**Document text**:
>> BEGIN
What Is True Burden of Cost for Nevada Contractors?
This is a detailed look at a concept that you probably already understand but not sure how to implement for your business’s growth. Ever wonder why your bids feel tight even when you think you priced everything right? You’re not alone. Many Nevada contractors struggle with this because they don’t account for their true burden of cost.
Your burden isn’t just wages. It’s all the extra costs that come with running your business—taxes, insurance, benefits, tools, trucks, office rent, and even downtime. If you ignore these, you’re leaving money on the table and risking your profit. Listen, it is important to take the time to do some financial calculations to set an hourly rate that is true to the total cost of bidding and operating successfully.
In this guide, we’ll break down what burden really means, why it matters, and how to calculate it step by step. No accounting degree required—just plain language and practical tips for small contractors in Reno and Northern Nevada.
>> END
**Work to do**:
**A)** Answer these questions using the article on the true burden of cost for Nevada contractors:
(i) Besides wages, what costs does the article include in a contractor's burden?
(ii) According to the article, what do many Nevada contractors fail to account for?
(iii) Contractors in which area is the guide written for?
**B)** Write the next part of the article on the true burden of cost for Nevada contractors, picking up right after its introduction ends.

**Provided information**:
>> BEGIN
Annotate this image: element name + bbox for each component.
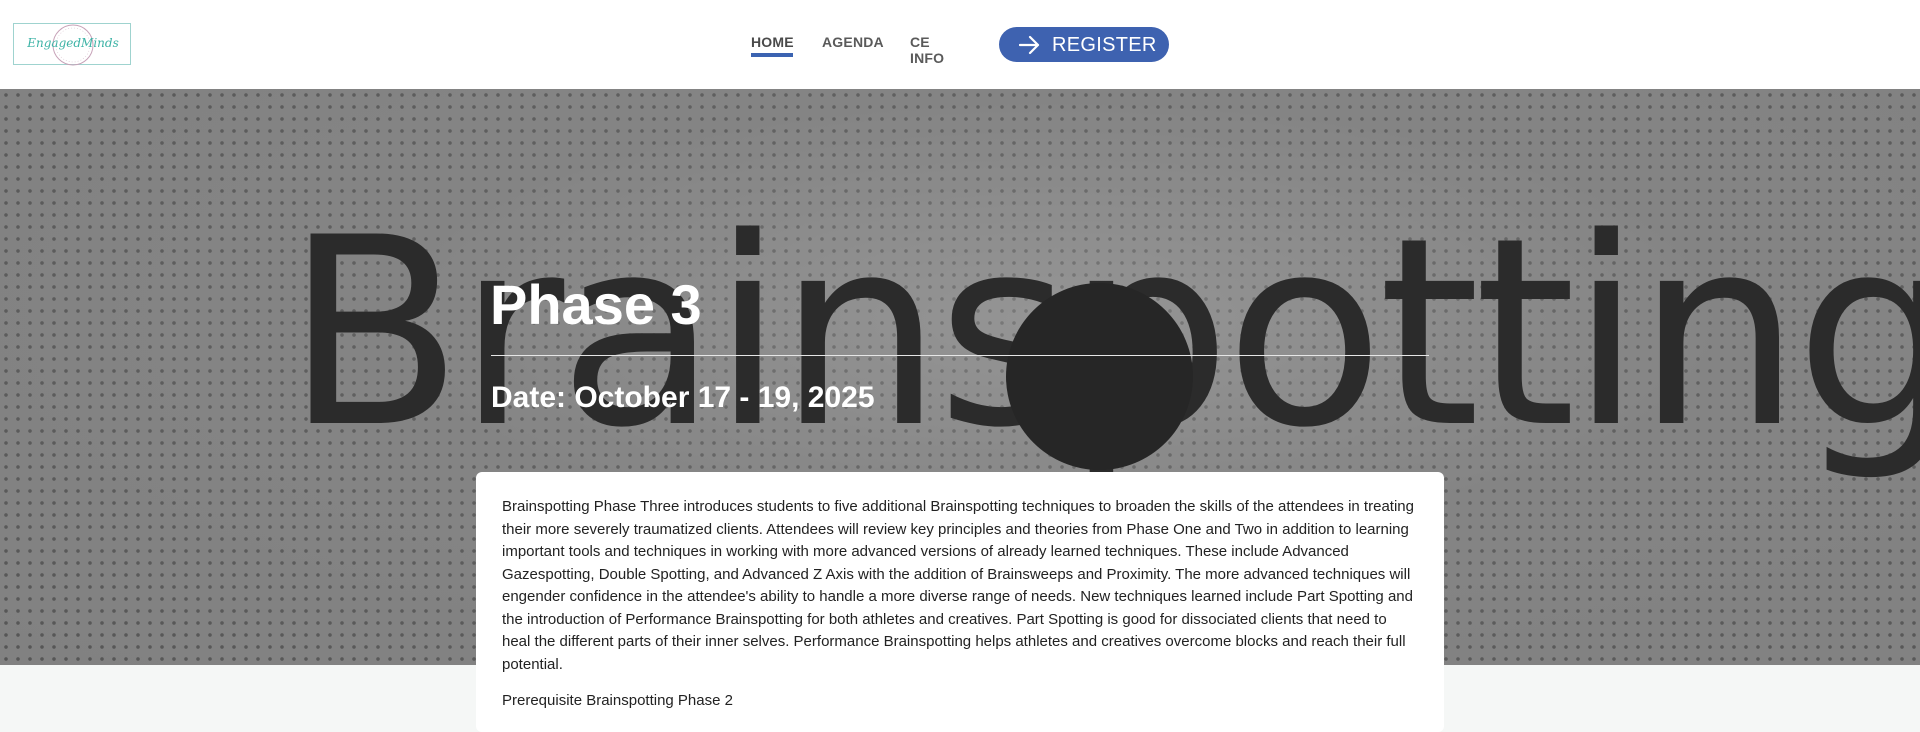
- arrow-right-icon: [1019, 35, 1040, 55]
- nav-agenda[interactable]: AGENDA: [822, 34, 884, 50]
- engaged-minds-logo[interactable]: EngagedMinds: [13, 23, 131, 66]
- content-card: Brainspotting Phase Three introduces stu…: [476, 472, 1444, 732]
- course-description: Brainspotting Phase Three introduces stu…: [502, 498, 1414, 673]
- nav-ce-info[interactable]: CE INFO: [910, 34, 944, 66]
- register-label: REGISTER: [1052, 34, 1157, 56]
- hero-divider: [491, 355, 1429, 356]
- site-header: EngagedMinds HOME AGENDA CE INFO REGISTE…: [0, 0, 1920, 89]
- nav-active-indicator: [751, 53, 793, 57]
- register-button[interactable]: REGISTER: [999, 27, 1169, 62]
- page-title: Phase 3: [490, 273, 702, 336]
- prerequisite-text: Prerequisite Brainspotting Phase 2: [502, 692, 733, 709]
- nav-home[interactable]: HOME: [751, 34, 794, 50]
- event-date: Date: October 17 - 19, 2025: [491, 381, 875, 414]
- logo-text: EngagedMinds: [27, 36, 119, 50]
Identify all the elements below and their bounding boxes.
>> END
**Answers below**:
**A)**
(i) Taxes, insurance, benefits, tools, trucks, office rent, and downtime.
(ii) Their true burden of cost.
(iii) Reno and Northern Nevada.

**B)**
Your company’s true burden of cost is the real price of having an employee on your team—not just their hourly wage.
Think of it like this: If you pay a carpenter $30/hour, that’s not the full story. Add payroll taxes, workers’ comp, health insurance, paid time off, and overhead like trucks and tools. Suddenly, that carpenter might cost you $54/hour.
If you bid jobs based only on wages, you’re underbidding every time. That’s why understanding burden is key to staying profitable.
Why True Burden of Cost Matters in Your Bids
When you miss these hidden costs, your bids look competitive—but your profit disappears.
Example: You bid a job assuming labor costs $30/hour. The job takes 100 hours, so you budget $3,000 for labor. But your real cost is $54/hour. That’s $5,400! You just lost $2,400 before buying materials.
Accurate burden means smarter bids, better margins, and fewer surprises.

Safety First! Tailgate safety meetings are critical to put the crew into a safe-practice mindset.
What Goes Into Your Company’s Burden Rate?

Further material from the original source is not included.